● DATASET EXCERPTS
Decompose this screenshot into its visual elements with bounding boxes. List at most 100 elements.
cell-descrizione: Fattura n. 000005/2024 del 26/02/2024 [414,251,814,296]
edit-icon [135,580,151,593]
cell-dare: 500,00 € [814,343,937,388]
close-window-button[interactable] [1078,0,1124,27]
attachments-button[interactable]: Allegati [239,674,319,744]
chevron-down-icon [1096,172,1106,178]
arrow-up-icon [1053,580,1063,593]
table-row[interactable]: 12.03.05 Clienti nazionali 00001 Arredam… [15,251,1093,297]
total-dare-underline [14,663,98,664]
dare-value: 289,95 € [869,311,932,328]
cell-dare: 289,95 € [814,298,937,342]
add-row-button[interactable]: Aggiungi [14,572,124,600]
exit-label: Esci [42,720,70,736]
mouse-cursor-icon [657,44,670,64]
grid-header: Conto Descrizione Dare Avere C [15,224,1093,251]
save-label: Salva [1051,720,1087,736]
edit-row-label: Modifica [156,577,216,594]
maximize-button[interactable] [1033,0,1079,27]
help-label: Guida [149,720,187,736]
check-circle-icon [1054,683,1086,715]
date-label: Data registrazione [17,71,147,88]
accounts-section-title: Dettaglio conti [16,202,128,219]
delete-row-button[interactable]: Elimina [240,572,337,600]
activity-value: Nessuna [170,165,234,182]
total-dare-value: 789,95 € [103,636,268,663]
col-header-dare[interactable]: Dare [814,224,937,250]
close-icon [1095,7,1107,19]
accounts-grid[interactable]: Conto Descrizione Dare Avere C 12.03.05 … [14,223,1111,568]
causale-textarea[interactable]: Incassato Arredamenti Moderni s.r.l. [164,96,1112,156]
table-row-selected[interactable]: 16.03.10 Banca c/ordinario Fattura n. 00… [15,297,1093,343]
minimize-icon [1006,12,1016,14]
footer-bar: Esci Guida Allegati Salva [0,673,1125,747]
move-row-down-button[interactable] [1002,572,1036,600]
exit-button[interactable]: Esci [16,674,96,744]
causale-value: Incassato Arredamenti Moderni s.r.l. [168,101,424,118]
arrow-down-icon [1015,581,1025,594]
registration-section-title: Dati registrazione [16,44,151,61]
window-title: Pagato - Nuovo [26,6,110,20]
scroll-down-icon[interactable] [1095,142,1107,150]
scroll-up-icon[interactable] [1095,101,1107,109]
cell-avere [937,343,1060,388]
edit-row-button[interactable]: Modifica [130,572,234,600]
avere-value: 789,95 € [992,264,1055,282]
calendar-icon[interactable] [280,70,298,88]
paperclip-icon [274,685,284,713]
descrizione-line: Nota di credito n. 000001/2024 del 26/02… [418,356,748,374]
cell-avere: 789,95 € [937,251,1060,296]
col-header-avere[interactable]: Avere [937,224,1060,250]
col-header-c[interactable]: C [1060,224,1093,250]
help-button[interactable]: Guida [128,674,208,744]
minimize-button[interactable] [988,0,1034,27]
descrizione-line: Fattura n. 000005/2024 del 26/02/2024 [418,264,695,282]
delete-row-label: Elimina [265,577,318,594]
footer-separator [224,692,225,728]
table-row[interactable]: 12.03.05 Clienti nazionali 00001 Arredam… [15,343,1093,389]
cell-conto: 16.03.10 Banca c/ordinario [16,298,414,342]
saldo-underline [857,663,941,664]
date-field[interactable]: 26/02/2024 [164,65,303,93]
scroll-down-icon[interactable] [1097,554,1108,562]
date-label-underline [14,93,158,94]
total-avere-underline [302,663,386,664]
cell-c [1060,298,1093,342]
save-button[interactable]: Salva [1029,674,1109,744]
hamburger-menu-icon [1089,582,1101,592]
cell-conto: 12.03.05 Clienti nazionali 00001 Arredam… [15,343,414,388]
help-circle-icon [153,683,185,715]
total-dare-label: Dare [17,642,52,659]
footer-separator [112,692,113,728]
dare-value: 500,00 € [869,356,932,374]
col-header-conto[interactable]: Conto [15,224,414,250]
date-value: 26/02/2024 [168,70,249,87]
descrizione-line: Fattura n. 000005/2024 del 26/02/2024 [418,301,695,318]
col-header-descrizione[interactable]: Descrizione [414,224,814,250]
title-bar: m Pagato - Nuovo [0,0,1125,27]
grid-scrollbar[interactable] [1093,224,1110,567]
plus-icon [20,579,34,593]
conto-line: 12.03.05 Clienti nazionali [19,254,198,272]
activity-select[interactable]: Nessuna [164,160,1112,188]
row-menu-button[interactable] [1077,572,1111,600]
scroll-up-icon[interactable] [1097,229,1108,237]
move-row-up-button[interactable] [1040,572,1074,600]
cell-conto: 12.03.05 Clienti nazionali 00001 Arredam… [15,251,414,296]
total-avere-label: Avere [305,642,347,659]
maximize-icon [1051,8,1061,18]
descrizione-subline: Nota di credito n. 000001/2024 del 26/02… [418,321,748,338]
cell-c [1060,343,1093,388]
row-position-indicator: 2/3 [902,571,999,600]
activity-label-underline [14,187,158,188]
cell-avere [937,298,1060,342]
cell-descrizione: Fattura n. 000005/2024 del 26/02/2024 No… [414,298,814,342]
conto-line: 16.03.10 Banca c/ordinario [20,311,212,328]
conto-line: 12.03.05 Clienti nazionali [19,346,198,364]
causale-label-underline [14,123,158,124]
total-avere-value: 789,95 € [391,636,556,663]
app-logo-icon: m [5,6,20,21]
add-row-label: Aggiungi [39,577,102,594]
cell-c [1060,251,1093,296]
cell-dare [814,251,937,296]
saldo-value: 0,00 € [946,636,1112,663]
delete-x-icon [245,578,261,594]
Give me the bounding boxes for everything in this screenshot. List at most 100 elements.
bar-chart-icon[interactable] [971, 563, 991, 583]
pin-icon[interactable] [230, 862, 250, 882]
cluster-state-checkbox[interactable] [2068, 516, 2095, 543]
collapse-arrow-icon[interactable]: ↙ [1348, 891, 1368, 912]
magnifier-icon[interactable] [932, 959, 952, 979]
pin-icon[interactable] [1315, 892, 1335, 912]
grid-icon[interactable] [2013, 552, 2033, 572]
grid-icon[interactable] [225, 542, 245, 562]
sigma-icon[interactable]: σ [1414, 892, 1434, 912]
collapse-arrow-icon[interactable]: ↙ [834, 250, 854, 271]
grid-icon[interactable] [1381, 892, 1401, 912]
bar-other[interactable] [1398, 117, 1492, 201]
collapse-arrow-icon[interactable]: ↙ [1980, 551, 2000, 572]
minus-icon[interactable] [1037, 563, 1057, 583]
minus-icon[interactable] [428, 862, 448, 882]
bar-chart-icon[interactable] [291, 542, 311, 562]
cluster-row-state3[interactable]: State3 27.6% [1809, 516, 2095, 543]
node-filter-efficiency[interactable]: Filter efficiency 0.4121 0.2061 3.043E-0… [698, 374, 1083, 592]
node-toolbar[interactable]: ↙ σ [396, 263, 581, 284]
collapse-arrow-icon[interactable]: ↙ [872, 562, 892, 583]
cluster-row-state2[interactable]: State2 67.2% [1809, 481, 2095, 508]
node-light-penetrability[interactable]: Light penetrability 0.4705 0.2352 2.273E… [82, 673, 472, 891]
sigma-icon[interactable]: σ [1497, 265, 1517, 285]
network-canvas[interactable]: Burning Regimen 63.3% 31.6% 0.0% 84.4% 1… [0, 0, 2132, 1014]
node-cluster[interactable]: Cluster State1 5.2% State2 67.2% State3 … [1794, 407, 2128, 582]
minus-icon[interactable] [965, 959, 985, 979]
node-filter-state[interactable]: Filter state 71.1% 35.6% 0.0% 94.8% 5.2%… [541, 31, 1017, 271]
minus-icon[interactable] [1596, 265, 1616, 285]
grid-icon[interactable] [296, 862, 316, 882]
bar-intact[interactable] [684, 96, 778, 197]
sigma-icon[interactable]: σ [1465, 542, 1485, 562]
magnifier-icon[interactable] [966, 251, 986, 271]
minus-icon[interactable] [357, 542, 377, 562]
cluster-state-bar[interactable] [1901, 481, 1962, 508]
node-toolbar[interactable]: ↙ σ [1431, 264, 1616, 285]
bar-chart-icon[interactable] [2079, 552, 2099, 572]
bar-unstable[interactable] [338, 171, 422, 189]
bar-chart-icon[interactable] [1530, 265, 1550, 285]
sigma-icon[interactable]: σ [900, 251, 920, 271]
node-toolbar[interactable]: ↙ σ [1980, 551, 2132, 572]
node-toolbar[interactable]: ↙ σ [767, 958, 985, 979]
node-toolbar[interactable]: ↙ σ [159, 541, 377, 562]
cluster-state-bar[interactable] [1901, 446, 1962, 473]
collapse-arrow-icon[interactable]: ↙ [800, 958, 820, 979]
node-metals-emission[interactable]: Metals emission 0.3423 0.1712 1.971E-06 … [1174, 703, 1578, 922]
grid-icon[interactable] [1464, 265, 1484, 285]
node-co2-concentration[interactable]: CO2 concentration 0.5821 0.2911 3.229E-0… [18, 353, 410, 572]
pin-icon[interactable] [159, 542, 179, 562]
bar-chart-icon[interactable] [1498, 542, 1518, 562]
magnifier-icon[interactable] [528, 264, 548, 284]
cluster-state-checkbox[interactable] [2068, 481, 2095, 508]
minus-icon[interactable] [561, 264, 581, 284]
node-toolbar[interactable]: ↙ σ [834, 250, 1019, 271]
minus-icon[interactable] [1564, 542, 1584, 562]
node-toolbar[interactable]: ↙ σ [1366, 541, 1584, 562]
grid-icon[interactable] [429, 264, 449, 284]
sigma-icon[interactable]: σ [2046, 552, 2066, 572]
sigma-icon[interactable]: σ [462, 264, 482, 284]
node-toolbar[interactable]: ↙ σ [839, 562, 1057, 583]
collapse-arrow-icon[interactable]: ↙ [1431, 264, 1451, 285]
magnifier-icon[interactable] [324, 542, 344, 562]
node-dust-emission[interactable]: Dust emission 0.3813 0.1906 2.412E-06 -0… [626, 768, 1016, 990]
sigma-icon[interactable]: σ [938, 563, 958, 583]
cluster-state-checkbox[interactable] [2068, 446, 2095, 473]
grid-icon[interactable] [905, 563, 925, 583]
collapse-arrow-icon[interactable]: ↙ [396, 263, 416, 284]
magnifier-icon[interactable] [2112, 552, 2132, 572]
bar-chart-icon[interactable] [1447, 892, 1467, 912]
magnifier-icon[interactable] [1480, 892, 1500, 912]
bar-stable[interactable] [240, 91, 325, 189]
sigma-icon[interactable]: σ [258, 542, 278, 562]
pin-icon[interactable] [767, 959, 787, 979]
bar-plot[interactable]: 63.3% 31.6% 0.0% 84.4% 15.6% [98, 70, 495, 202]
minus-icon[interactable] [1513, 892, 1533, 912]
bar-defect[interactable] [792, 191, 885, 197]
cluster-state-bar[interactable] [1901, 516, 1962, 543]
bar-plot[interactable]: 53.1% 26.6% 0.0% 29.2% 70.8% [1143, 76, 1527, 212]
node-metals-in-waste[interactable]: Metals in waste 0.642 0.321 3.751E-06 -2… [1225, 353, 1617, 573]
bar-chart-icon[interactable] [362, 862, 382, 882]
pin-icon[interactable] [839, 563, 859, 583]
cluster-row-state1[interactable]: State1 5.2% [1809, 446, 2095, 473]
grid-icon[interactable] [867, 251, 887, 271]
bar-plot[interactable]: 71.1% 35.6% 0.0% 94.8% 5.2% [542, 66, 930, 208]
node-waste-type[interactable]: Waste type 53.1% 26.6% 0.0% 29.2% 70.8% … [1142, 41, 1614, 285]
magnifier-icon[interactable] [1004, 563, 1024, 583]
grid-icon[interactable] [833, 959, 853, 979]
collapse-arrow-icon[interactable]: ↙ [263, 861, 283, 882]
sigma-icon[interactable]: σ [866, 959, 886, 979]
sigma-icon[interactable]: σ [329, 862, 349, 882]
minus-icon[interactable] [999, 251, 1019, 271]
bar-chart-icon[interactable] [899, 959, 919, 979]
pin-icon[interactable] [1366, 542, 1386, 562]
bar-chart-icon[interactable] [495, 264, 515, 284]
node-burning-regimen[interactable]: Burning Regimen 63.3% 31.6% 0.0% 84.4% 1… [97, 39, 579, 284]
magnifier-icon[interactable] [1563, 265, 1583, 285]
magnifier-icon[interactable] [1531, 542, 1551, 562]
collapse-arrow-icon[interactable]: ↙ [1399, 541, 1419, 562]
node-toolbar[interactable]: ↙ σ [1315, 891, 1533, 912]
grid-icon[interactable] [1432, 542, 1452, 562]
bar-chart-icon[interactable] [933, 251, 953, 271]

● GOAL
Can you write out, word for word, everything in the data from its very first line down to and including the line that contains "total-dare-underline [14,663,98,664]"?

● RESPONSE
Decompose this screenshot into its visual elements with bounding boxes. List at most 100 elements.
cell-descrizione: Fattura n. 000005/2024 del 26/02/2024 [414,251,814,296]
edit-icon [135,580,151,593]
cell-dare: 500,00 € [814,343,937,388]
close-window-button[interactable] [1078,0,1124,27]
attachments-button[interactable]: Allegati [239,674,319,744]
chevron-down-icon [1096,172,1106,178]
arrow-up-icon [1053,580,1063,593]
table-row[interactable]: 12.03.05 Clienti nazionali 00001 Arredam… [15,251,1093,297]
total-dare-underline [14,663,98,664]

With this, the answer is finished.